» **Brief**
Without omitting anything, retype the data that follows.
....................
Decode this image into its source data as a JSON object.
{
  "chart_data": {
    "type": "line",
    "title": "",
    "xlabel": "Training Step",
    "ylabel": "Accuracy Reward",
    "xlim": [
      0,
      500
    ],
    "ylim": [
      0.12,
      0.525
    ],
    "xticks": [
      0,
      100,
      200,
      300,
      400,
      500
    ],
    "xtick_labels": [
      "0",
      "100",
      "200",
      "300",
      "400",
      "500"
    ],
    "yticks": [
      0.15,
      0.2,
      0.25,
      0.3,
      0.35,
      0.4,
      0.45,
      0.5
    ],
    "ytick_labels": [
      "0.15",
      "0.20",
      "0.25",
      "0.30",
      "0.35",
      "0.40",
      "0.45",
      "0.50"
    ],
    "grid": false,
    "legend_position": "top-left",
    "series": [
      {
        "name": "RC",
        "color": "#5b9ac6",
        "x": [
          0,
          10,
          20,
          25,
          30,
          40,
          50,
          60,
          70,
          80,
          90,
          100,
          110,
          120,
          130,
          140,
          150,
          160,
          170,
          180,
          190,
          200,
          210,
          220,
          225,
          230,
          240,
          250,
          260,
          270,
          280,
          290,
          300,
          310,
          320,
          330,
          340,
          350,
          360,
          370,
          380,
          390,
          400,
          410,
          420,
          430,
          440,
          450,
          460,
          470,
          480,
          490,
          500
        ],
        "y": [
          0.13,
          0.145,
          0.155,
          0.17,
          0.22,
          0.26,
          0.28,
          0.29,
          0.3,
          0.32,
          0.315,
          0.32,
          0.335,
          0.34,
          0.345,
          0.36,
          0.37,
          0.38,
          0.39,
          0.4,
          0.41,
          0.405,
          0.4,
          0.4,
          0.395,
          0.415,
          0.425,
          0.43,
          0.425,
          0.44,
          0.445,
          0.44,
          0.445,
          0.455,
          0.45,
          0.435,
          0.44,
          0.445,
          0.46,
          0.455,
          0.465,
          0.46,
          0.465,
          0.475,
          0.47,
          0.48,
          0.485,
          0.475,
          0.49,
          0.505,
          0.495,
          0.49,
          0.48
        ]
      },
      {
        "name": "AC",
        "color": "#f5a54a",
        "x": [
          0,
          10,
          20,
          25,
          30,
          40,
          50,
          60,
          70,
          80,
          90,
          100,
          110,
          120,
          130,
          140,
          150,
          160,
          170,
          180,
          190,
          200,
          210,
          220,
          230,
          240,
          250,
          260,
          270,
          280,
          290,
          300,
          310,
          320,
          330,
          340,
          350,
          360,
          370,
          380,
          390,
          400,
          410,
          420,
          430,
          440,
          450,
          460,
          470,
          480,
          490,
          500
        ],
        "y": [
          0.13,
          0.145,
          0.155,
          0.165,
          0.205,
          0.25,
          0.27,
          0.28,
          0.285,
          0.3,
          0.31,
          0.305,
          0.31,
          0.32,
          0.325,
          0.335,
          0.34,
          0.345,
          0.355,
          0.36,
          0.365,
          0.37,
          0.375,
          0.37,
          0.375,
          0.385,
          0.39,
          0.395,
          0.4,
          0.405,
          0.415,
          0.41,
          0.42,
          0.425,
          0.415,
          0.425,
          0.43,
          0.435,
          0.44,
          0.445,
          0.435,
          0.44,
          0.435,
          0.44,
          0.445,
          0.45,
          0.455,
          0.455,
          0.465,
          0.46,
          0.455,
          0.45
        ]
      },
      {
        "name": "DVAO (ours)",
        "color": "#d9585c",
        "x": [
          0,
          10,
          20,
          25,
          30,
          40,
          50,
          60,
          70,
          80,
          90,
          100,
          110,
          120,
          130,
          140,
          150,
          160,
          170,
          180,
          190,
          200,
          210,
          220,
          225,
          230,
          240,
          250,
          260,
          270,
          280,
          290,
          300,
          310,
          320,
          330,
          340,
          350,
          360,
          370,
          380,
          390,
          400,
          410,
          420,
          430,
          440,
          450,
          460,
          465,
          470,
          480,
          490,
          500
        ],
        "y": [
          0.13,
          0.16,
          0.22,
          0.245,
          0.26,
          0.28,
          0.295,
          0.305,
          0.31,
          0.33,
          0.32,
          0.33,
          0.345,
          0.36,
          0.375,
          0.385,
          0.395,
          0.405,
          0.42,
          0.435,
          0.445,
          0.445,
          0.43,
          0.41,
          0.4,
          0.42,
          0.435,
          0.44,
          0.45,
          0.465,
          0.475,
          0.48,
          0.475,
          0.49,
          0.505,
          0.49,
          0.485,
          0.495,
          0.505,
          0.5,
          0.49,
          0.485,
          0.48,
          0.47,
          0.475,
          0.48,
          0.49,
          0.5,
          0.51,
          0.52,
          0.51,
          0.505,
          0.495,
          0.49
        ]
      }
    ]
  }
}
....................
» **The result**
Decode this image into its source data as a JSON object.
{
  "chart_data": {
    "type": "line",
    "title": "",
    "xlabel": "Training Step",
    "ylabel": "Accuracy Reward",
    "xlim": [
      0,
      500
    ],
    "ylim": [
      0.12,
      0.525
    ],
    "xticks": [
      0,
      100,
      200,
      300,
      400,
      500
    ],
    "xtick_labels": [
      "0",
      "100",
      "200",
      "300",
      "400",
      "500"
    ],
    "yticks": [
      0.15,
      0.2,
      0.25,
      0.3,
      0.35,
      0.4,
      0.45,
      0.5
    ],
    "ytick_labels": [
      "0.15",
      "0.20",
      "0.25",
      "0.30",
      "0.35",
      "0.40",
      "0.45",
      "0.50"
    ],
    "grid": false,
    "legend_position": "top-left",
    "series": [
      {
        "name": "RC",
        "color": "#5b9ac6",
        "x": [
          0,
          10,
          20,
          25,
          30,
          40,
          50,
          60,
          70,
          80,
          90,
          100,
          110,
          120,
          130,
          140,
          150,
          160,
          170,
          180,
          190,
          200,
          210,
          220,
          225,
          230,
          240,
          250,
          260,
          270,
          280,
          290,
          300,
          310,
          320,
          330,
          340,
          350,
          360,
          370,
          380,
          390,
          400,
          410,
          420,
          430,
          440,
          450,
          460,
          470,
          480,
          490,
          500
        ],
        "y": [
          0.13,
          0.145,
          0.155,
          0.17,
          0.22,
          0.26,
          0.28,
          0.29,
          0.3,
          0.32,
          0.315,
          0.32,
          0.335,
          0.34,
          0.345,
          0.36,
          0.37,
          0.38,
          0.39,
          0.4,
          0.41,
          0.405,
          0.4,
          0.4,
          0.395,
          0.415,
          0.425,
          0.43,
          0.425,
          0.44,
          0.445,
          0.44,
          0.445,
          0.455,
          0.45,
          0.435,
          0.44,
          0.445,
          0.46,
          0.455,
          0.465,
          0.46,
          0.465,
          0.475,
          0.47,
          0.48,
          0.485,
          0.475,
          0.49,
          0.505,
          0.495,
          0.49,
          0.48
        ]
      },
      {
        "name": "AC",
        "color": "#f5a54a",
        "x": [
          0,
          10,
          20,
          25,
          30,
          40,
          50,
          60,
          70,
          80,
          90,
          100,
          110,
          120,
          130,
          140,
          150,
          160,
          170,
          180,
          190,
          200,
          210,
          220,
          230,
          240,
          250,
          260,
          270,
          280,
          290,
          300,
          310,
          320,
          330,
          340,
          350,
          360,
          370,
          380,
          390,
          400,
          410,
          420,
          430,
          440,
          450,
          460,
          470,
          480,
          490,
          500
        ],
        "y": [
          0.13,
          0.145,
          0.155,
          0.165,
          0.205,
          0.25,
          0.27,
          0.28,
          0.285,
          0.3,
          0.31,
          0.305,
          0.31,
          0.32,
          0.325,
          0.335,
          0.34,
          0.345,
          0.355,
          0.36,
          0.365,
          0.37,
          0.375,
          0.37,
          0.375,
          0.385,
          0.39,
          0.395,
          0.4,
          0.405,
          0.415,
          0.41,
          0.42,
          0.425,
          0.415,
          0.425,
          0.43,
          0.435,
          0.44,
          0.445,
          0.435,
          0.44,
          0.435,
          0.44,
          0.445,
          0.45,
          0.455,
          0.455,
          0.465,
          0.46,
          0.455,
          0.45
        ]
      },
      {
        "name": "DVAO (ours)",
        "color": "#d9585c",
        "x": [
          0,
          10,
          20,
          25,
          30,
          40,
          50,
          60,
          70,
          80,
          90,
          100,
          110,
          120,
          130,
          140,
          150,
          160,
          170,
          180,
          190,
          200,
          210,
          220,
          225,
          230,
          240,
          250,
          260,
          270,
          280,
          290,
          300,
          310,
          320,
          330,
          340,
          350,
          360,
          370,
          380,
          390,
          400,
          410,
          420,
          430,
          440,
          450,
          460,
          465,
          470,
          480,
          490,
          500
        ],
        "y": [
          0.13,
          0.16,
          0.22,
          0.245,
          0.26,
          0.28,
          0.295,
          0.305,
          0.31,
          0.33,
          0.32,
          0.33,
          0.345,
          0.36,
          0.375,
          0.385,
          0.395,
          0.405,
          0.42,
          0.435,
          0.445,
          0.445,
          0.43,
          0.41,
          0.4,
          0.42,
          0.435,
          0.44,
          0.45,
          0.465,
          0.475,
          0.48,
          0.475,
          0.49,
          0.505,
          0.49,
          0.485,
          0.495,
          0.505,
          0.5,
          0.49,
          0.485,
          0.48,
          0.47,
          0.475,
          0.48,
          0.49,
          0.5,
          0.51,
          0.52,
          0.51,
          0.505,
          0.495,
          0.49
        ]
      }
    ]
  }
}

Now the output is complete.